Entries from a visual dataset:
+ + + +
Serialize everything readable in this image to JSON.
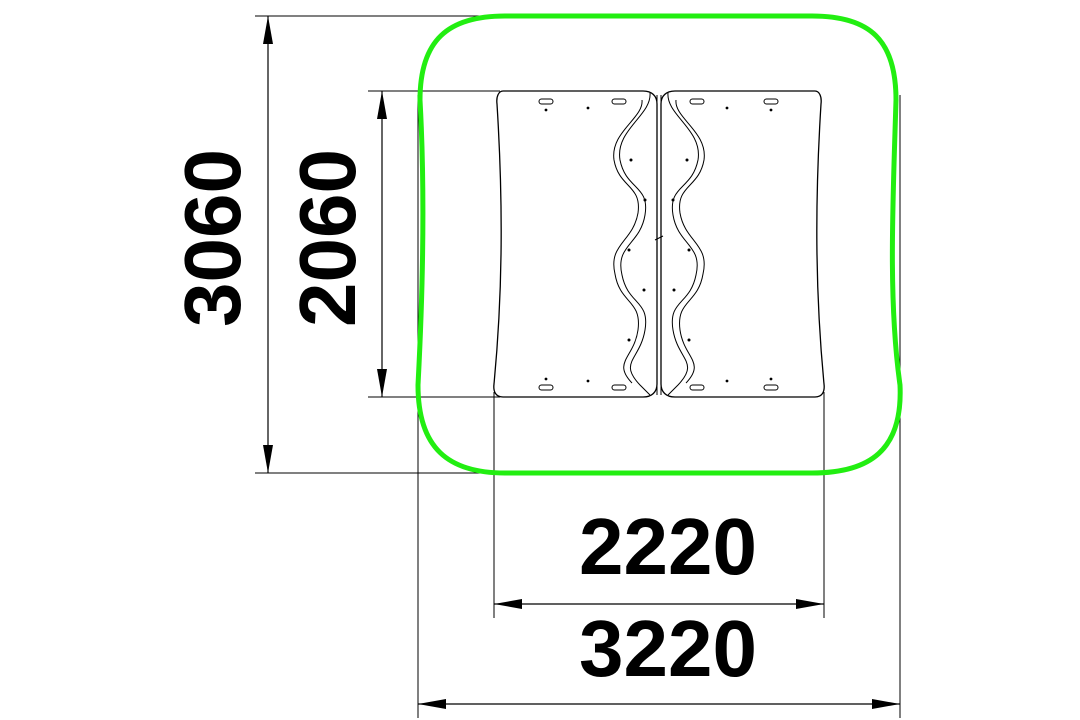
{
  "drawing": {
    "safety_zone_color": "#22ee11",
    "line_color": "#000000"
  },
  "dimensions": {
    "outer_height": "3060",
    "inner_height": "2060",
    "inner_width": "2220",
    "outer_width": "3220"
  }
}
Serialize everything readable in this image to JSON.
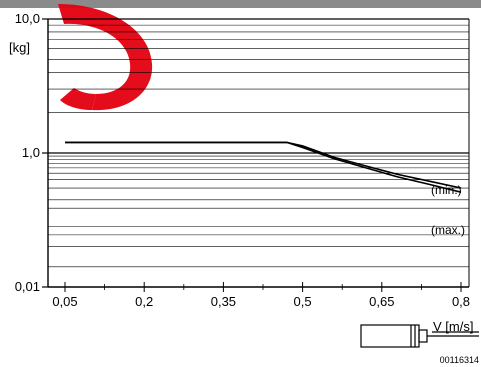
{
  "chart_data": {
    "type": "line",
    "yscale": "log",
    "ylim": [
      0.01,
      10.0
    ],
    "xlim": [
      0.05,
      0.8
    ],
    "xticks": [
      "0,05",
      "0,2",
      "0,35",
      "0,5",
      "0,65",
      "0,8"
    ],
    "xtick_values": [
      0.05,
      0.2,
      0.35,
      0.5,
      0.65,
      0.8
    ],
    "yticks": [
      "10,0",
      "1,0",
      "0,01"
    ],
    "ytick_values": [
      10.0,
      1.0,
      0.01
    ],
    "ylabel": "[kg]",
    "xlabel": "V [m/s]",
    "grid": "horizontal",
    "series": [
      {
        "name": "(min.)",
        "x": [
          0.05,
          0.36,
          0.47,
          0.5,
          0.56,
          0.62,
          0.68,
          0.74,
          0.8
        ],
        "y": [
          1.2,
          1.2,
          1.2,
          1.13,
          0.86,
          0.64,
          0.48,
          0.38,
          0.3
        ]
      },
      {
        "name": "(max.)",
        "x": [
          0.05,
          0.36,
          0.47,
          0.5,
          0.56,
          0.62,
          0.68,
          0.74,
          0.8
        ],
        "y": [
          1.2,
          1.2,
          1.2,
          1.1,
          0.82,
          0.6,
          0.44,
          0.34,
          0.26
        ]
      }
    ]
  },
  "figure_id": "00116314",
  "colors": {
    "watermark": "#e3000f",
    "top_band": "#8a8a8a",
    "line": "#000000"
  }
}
+ + + +
WORK TO BE COMPLETED: Omit each picture, then return all of the listing exactly as it stands.

WORKED ANSWER:
Serialize everything readable in this image to JSON.
{
  "drawing": {
    "safety_zone_color": "#22ee11",
    "line_color": "#000000"
  },
  "dimensions": {
    "outer_height": "3060",
    "inner_height": "2060",
    "inner_width": "2220",
    "outer_width": "3220"
  }
}
Serialize everything readable in this image to JSON.
{
  "chart_data": {
    "type": "line",
    "yscale": "log",
    "ylim": [
      0.01,
      10.0
    ],
    "xlim": [
      0.05,
      0.8
    ],
    "xticks": [
      "0,05",
      "0,2",
      "0,35",
      "0,5",
      "0,65",
      "0,8"
    ],
    "xtick_values": [
      0.05,
      0.2,
      0.35,
      0.5,
      0.65,
      0.8
    ],
    "yticks": [
      "10,0",
      "1,0",
      "0,01"
    ],
    "ytick_values": [
      10.0,
      1.0,
      0.01
    ],
    "ylabel": "[kg]",
    "xlabel": "V [m/s]",
    "grid": "horizontal",
    "series": [
      {
        "name": "(min.)",
        "x": [
          0.05,
          0.36,
          0.47,
          0.5,
          0.56,
          0.62,
          0.68,
          0.74,
          0.8
        ],
        "y": [
          1.2,
          1.2,
          1.2,
          1.13,
          0.86,
          0.64,
          0.48,
          0.38,
          0.3
        ]
      },
      {
        "name": "(max.)",
        "x": [
          0.05,
          0.36,
          0.47,
          0.5,
          0.56,
          0.62,
          0.68,
          0.74,
          0.8
        ],
        "y": [
          1.2,
          1.2,
          1.2,
          1.1,
          0.82,
          0.6,
          0.44,
          0.34,
          0.26
        ]
      }
    ]
  },
  "figure_id": "00116314",
  "colors": {
    "watermark": "#e3000f",
    "top_band": "#8a8a8a",
    "line": "#000000"
  }
}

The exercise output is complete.